▶ WHAT YOU SHOULD DO:
Here are some entries; quote each one exactly.

▶ ENTRIES SHOWN:

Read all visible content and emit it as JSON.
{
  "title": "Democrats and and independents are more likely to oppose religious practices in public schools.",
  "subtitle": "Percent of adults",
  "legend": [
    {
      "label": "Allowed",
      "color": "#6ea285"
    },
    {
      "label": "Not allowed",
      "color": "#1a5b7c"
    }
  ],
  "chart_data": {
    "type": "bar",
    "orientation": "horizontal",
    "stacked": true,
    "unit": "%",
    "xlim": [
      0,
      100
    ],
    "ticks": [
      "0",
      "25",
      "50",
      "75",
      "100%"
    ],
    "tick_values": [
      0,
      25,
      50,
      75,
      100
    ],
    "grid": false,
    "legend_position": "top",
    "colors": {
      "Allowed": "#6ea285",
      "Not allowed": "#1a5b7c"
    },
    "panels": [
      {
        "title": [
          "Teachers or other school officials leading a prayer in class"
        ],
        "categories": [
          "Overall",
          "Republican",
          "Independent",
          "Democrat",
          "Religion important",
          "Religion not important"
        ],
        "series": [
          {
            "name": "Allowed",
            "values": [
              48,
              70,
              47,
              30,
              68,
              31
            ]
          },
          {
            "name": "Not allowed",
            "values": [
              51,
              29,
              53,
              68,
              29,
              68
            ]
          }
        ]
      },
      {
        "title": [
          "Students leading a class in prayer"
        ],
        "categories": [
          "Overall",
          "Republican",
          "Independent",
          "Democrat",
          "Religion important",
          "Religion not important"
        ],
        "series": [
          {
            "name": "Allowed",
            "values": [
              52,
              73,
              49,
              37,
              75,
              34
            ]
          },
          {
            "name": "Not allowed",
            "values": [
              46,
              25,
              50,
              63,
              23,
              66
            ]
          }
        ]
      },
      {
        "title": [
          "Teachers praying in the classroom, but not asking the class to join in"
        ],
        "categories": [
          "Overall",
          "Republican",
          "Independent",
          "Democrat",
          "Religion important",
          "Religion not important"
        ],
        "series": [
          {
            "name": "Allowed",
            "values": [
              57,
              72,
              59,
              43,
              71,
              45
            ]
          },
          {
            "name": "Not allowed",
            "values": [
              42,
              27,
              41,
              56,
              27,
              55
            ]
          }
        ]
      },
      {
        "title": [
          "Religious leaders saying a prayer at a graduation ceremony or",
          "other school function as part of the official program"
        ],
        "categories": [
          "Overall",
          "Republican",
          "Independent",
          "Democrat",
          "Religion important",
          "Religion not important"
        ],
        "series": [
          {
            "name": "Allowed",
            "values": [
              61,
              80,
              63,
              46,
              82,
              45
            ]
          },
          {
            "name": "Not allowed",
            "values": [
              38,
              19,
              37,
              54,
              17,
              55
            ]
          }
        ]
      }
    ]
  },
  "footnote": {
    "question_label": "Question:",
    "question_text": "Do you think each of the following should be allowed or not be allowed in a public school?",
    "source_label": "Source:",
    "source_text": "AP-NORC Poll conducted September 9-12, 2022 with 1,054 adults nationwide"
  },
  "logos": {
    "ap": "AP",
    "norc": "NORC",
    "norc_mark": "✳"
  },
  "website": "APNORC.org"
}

▶ SOLUTION TO THIS PROBLEM:
Read all visible content and emit it as JSON.
{
  "title": "Democrats and and independents are more likely to oppose religious practices in public schools.",
  "subtitle": "Percent of adults",
  "legend": [
    {
      "label": "Allowed",
      "color": "#6ea285"
    },
    {
      "label": "Not allowed",
      "color": "#1a5b7c"
    }
  ],
  "chart_data": {
    "type": "bar",
    "orientation": "horizontal",
    "stacked": true,
    "unit": "%",
    "xlim": [
      0,
      100
    ],
    "ticks": [
      "0",
      "25",
      "50",
      "75",
      "100%"
    ],
    "tick_values": [
      0,
      25,
      50,
      75,
      100
    ],
    "grid": false,
    "legend_position": "top",
    "colors": {
      "Allowed": "#6ea285",
      "Not allowed": "#1a5b7c"
    },
    "panels": [
      {
        "title": [
          "Teachers or other school officials leading a prayer in class"
        ],
        "categories": [
          "Overall",
          "Republican",
          "Independent",
          "Democrat",
          "Religion important",
          "Religion not important"
        ],
        "series": [
          {
            "name": "Allowed",
            "values": [
              48,
              70,
              47,
              30,
              68,
              31
            ]
          },
          {
            "name": "Not allowed",
            "values": [
              51,
              29,
              53,
              68,
              29,
              68
            ]
          }
        ]
      },
      {
        "title": [
          "Students leading a class in prayer"
        ],
        "categories": [
          "Overall",
          "Republican",
          "Independent",
          "Democrat",
          "Religion important",
          "Religion not important"
        ],
        "series": [
          {
            "name": "Allowed",
            "values": [
              52,
              73,
              49,
              37,
              75,
              34
            ]
          },
          {
            "name": "Not allowed",
            "values": [
              46,
              25,
              50,
              63,
              23,
              66
            ]
          }
        ]
      },
      {
        "title": [
          "Teachers praying in the classroom, but not asking the class to join in"
        ],
        "categories": [
          "Overall",
          "Republican",
          "Independent",
          "Democrat",
          "Religion important",
          "Religion not important"
        ],
        "series": [
          {
            "name": "Allowed",
            "values": [
              57,
              72,
              59,
              43,
              71,
              45
            ]
          },
          {
            "name": "Not allowed",
            "values": [
              42,
              27,
              41,
              56,
              27,
              55
            ]
          }
        ]
      },
      {
        "title": [
          "Religious leaders saying a prayer at a graduation ceremony or",
          "other school function as part of the official program"
        ],
        "categories": [
          "Overall",
          "Republican",
          "Independent",
          "Democrat",
          "Religion important",
          "Religion not important"
        ],
        "series": [
          {
            "name": "Allowed",
            "values": [
              61,
              80,
              63,
              46,
              82,
              45
            ]
          },
          {
            "name": "Not allowed",
            "values": [
              38,
              19,
              37,
              54,
              17,
              55
            ]
          }
        ]
      }
    ]
  },
  "footnote": {
    "question_label": "Question:",
    "question_text": "Do you think each of the following should be allowed or not be allowed in a public school?",
    "source_label": "Source:",
    "source_text": "AP-NORC Poll conducted September 9-12, 2022 with 1,054 adults nationwide"
  },
  "logos": {
    "ap": "AP",
    "norc": "NORC",
    "norc_mark": "✳"
  },
  "website": "APNORC.org"
}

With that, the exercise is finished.